#### What the exercise asks:
Print each line of the listing once more, precisely as given.

__________

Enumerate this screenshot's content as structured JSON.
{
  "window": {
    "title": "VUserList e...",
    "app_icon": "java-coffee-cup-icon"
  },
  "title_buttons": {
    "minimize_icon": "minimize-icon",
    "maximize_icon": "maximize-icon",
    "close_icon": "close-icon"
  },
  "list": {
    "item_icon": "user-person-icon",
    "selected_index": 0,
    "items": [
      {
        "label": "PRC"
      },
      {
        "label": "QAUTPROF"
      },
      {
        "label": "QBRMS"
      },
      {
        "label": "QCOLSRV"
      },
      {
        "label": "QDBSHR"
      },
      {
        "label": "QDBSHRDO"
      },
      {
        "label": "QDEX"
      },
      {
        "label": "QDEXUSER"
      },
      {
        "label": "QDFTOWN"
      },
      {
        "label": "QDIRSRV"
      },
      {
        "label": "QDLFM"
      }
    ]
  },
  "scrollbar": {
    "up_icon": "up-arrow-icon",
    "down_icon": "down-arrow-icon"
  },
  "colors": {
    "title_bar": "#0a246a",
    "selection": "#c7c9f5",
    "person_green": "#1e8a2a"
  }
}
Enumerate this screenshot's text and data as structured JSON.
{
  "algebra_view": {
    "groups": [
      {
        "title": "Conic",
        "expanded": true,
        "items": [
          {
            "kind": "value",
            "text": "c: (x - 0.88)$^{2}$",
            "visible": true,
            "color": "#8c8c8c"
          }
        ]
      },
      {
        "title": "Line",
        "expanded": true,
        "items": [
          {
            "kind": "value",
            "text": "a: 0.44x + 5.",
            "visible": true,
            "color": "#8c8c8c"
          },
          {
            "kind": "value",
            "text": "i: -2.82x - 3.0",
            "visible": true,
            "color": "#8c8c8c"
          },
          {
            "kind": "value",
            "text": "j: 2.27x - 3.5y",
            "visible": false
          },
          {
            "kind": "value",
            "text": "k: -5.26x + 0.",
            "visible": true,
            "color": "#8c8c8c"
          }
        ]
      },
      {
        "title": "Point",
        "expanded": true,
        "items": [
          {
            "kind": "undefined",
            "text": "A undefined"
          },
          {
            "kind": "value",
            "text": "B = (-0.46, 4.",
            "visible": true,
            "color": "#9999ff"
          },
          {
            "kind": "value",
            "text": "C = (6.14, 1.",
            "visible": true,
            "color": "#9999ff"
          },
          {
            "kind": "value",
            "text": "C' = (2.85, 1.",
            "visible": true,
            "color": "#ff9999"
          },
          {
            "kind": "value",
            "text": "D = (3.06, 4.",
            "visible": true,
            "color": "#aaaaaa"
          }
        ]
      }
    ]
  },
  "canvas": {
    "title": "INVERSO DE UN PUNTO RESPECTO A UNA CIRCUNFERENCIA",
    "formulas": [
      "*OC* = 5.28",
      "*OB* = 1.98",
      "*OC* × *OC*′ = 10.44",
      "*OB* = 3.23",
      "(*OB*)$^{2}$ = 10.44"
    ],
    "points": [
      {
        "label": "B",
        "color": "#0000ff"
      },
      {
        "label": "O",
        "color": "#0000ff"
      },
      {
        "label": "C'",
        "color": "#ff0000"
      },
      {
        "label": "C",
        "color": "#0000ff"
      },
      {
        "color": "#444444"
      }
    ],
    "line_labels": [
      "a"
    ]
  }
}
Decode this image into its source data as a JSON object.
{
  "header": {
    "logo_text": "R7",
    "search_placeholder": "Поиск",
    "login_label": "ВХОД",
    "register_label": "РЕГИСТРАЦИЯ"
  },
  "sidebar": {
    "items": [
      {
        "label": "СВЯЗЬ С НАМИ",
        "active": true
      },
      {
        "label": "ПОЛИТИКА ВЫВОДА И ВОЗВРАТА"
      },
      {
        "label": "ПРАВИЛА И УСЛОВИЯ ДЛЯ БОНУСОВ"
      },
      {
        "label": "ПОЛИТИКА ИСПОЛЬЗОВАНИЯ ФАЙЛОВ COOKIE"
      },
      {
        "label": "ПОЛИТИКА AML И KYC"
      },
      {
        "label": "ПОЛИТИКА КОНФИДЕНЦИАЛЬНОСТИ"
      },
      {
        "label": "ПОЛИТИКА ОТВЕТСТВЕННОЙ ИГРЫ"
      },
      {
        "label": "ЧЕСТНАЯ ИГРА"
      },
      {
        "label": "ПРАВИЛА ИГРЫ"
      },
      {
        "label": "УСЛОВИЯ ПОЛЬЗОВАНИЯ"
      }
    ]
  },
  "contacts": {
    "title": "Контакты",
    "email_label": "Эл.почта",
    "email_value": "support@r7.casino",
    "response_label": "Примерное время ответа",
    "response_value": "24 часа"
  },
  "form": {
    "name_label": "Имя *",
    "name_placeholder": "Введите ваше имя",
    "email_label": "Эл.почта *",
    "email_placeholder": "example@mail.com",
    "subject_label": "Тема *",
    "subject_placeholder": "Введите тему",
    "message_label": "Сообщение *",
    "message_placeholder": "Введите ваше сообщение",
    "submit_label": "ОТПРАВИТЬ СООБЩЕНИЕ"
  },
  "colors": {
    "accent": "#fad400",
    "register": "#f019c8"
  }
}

__________

#### Result for this task:
Enumerate this screenshot's content as structured JSON.
{
  "window": {
    "title": "VUserList e...",
    "app_icon": "java-coffee-cup-icon"
  },
  "title_buttons": {
    "minimize_icon": "minimize-icon",
    "maximize_icon": "maximize-icon",
    "close_icon": "close-icon"
  },
  "list": {
    "item_icon": "user-person-icon",
    "selected_index": 0,
    "items": [
      {
        "label": "PRC"
      },
      {
        "label": "QAUTPROF"
      },
      {
        "label": "QBRMS"
      },
      {
        "label": "QCOLSRV"
      },
      {
        "label": "QDBSHR"
      },
      {
        "label": "QDBSHRDO"
      },
      {
        "label": "QDEX"
      },
      {
        "label": "QDEXUSER"
      },
      {
        "label": "QDFTOWN"
      },
      {
        "label": "QDIRSRV"
      },
      {
        "label": "QDLFM"
      }
    ]
  },
  "scrollbar": {
    "up_icon": "up-arrow-icon",
    "down_icon": "down-arrow-icon"
  },
  "colors": {
    "title_bar": "#0a246a",
    "selection": "#c7c9f5",
    "person_green": "#1e8a2a"
  }
}
Enumerate this screenshot's text and data as structured JSON.
{
  "algebra_view": {
    "groups": [
      {
        "title": "Conic",
        "expanded": true,
        "items": [
          {
            "kind": "value",
            "text": "c: (x - 0.88)$^{2}$",
            "visible": true,
            "color": "#8c8c8c"
          }
        ]
      },
      {
        "title": "Line",
        "expanded": true,
        "items": [
          {
            "kind": "value",
            "text": "a: 0.44x + 5.",
            "visible": true,
            "color": "#8c8c8c"
          },
          {
            "kind": "value",
            "text": "i: -2.82x - 3.0",
            "visible": true,
            "color": "#8c8c8c"
          },
          {
            "kind": "value",
            "text": "j: 2.27x - 3.5y",
            "visible": false
          },
          {
            "kind": "value",
            "text": "k: -5.26x + 0.",
            "visible": true,
            "color": "#8c8c8c"
          }
        ]
      },
      {
        "title": "Point",
        "expanded": true,
        "items": [
          {
            "kind": "undefined",
            "text": "A undefined"
          },
          {
            "kind": "value",
            "text": "B = (-0.46, 4.",
            "visible": true,
            "color": "#9999ff"
          },
          {
            "kind": "value",
            "text": "C = (6.14, 1.",
            "visible": true,
            "color": "#9999ff"
          },
          {
            "kind": "value",
            "text": "C' = (2.85, 1.",
            "visible": true,
            "color": "#ff9999"
          },
          {
            "kind": "value",
            "text": "D = (3.06, 4.",
            "visible": true,
            "color": "#aaaaaa"
          }
        ]
      }
    ]
  },
  "canvas": {
    "title": "INVERSO DE UN PUNTO RESPECTO A UNA CIRCUNFERENCIA",
    "formulas": [
      "*OC* = 5.28",
      "*OB* = 1.98",
      "*OC* × *OC*′ = 10.44",
      "*OB* = 3.23",
      "(*OB*)$^{2}$ = 10.44"
    ],
    "points": [
      {
        "label": "B",
        "color": "#0000ff"
      },
      {
        "label": "O",
        "color": "#0000ff"
      },
      {
        "label": "C'",
        "color": "#ff0000"
      },
      {
        "label": "C",
        "color": "#0000ff"
      },
      {
        "color": "#444444"
      }
    ],
    "line_labels": [
      "a"
    ]
  }
}
Decode this image into its source data as a JSON object.
{
  "header": {
    "logo_text": "R7",
    "search_placeholder": "Поиск",
    "login_label": "ВХОД",
    "register_label": "РЕГИСТРАЦИЯ"
  },
  "sidebar": {
    "items": [
      {
        "label": "СВЯЗЬ С НАМИ",
        "active": true
      },
      {
        "label": "ПОЛИТИКА ВЫВОДА И ВОЗВРАТА"
      },
      {
        "label": "ПРАВИЛА И УСЛОВИЯ ДЛЯ БОНУСОВ"
      },
      {
        "label": "ПОЛИТИКА ИСПОЛЬЗОВАНИЯ ФАЙЛОВ COOKIE"
      },
      {
        "label": "ПОЛИТИКА AML И KYC"
      },
      {
        "label": "ПОЛИТИКА КОНФИДЕНЦИАЛЬНОСТИ"
      },
      {
        "label": "ПОЛИТИКА ОТВЕТСТВЕННОЙ ИГРЫ"
      },
      {
        "label": "ЧЕСТНАЯ ИГРА"
      },
      {
        "label": "ПРАВИЛА ИГРЫ"
      },
      {
        "label": "УСЛОВИЯ ПОЛЬЗОВАНИЯ"
      }
    ]
  },
  "contacts": {
    "title": "Контакты",
    "email_label": "Эл.почта",
    "email_value": "support@r7.casino",
    "response_label": "Примерное время ответа",
    "response_value": "24 часа"
  },
  "form": {
    "name_label": "Имя *",
    "name_placeholder": "Введите ваше имя",
    "email_label": "Эл.почта *",
    "email_placeholder": "example@mail.com",
    "subject_label": "Тема *",
    "subject_placeholder": "Введите тему",
    "message_label": "Сообщение *",
    "message_placeholder": "Введите ваше сообщение",
    "submit_label": "ОТПРАВИТЬ СООБЩЕНИЕ"
  },
  "colors": {
    "accent": "#fad400",
    "register": "#f019c8"
  }
}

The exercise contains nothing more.